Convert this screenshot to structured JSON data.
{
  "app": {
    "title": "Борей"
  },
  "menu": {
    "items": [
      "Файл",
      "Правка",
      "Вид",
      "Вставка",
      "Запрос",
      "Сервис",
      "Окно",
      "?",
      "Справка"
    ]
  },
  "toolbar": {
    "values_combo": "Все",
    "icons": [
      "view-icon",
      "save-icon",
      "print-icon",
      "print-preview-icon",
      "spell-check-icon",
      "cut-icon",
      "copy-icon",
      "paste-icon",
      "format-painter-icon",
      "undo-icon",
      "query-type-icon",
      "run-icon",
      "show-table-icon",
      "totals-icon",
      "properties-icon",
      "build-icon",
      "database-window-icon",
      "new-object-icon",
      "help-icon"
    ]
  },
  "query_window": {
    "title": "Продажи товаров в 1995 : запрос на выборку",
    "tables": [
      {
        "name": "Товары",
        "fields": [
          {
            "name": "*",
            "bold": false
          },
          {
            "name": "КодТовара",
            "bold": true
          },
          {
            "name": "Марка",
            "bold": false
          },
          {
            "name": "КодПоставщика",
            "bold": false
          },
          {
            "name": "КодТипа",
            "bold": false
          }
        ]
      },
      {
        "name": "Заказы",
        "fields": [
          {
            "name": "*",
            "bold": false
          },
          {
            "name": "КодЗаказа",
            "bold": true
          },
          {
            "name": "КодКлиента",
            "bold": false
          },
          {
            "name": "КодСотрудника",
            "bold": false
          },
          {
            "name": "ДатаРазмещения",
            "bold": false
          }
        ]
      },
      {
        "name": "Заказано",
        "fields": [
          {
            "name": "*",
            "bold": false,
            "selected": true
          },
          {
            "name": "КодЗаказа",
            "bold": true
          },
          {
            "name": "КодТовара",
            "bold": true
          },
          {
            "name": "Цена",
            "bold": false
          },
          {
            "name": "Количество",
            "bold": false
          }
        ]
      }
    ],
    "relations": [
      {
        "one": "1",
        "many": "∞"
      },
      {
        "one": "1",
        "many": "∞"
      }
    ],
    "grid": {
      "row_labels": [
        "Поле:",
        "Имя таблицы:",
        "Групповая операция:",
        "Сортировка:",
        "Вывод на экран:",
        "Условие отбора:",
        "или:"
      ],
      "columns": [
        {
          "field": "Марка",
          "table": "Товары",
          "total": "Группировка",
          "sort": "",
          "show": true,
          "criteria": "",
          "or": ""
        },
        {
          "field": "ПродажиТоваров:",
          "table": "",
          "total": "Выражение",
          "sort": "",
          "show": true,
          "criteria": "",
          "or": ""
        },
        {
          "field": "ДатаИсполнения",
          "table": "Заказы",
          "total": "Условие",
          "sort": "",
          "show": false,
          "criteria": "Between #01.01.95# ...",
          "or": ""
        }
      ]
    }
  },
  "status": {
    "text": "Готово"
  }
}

++++++++++++++++++++

Copy every line verbatim.

Convert this screenshot to structured JSON data.
{
  "app": {
    "title": "Борей"
  },
  "menu": {
    "items": [
      "Файл",
      "Правка",
      "Вид",
      "Вставка",
      "Запрос",
      "Сервис",
      "Окно",
      "?",
      "Справка"
    ]
  },
  "toolbar": {
    "values_combo": "Все",
    "icons": [
      "view-icon",
      "save-icon",
      "print-icon",
      "print-preview-icon",
      "spell-check-icon",
      "cut-icon",
      "copy-icon",
      "paste-icon",
      "format-painter-icon",
      "undo-icon",
      "query-type-icon",
      "run-icon",
      "show-table-icon",
      "totals-icon",
      "properties-icon",
      "build-icon",
      "database-window-icon",
      "new-object-icon",
      "help-icon"
    ]
  },
  "query_window": {
    "title": "Продажи товаров в 1995 : запрос на выборку",
    "tables": [
      {
        "name": "Товары",
        "fields": [
          {
            "name": "*",
            "bold": false
          },
          {
            "name": "КодТовара",
            "bold": true
          },
          {
            "name": "Марка",
            "bold": false
          },
          {
            "name": "КодПоставщика",
            "bold": false
          },
          {
            "name": "КодТипа",
            "bold": false
          }
        ]
      },
      {
        "name": "Заказы",
        "fields": [
          {
            "name": "*",
            "bold": false
          },
          {
            "name": "КодЗаказа",
            "bold": true
          },
          {
            "name": "КодКлиента",
            "bold": false
          },
          {
            "name": "КодСотрудника",
            "bold": false
          },
          {
            "name": "ДатаРазмещения",
            "bold": false
          }
        ]
      },
      {
        "name": "Заказано",
        "fields": [
          {
            "name": "*",
            "bold": false,
            "selected": true
          },
          {
            "name": "КодЗаказа",
            "bold": true
          },
          {
            "name": "КодТовара",
            "bold": true
          },
          {
            "name": "Цена",
            "bold": false
          },
          {
            "name": "Количество",
            "bold": false
          }
        ]
      }
    ],
    "relations": [
      {
        "one": "1",
        "many": "∞"
      },
      {
        "one": "1",
        "many": "∞"
      }
    ],
    "grid": {
      "row_labels": [
        "Поле:",
        "Имя таблицы:",
        "Групповая операция:",
        "Сортировка:",
        "Вывод на экран:",
        "Условие отбора:",
        "или:"
      ],
      "columns": [
        {
          "field": "Марка",
          "table": "Товары",
          "total": "Группировка",
          "sort": "",
          "show": true,
          "criteria": "",
          "or": ""
        },
        {
          "field": "ПродажиТоваров:",
          "table": "",
          "total": "Выражение",
          "sort": "",
          "show": true,
          "criteria": "",
          "or": ""
        },
        {
          "field": "ДатаИсполнения",
          "table": "Заказы",
          "total": "Условие",
          "sort": "",
          "show": false,
          "criteria": "Between #01.01.95# ...",
          "or": ""
        }
      ]
    }
  },
  "status": {
    "text": "Готово"
  }
}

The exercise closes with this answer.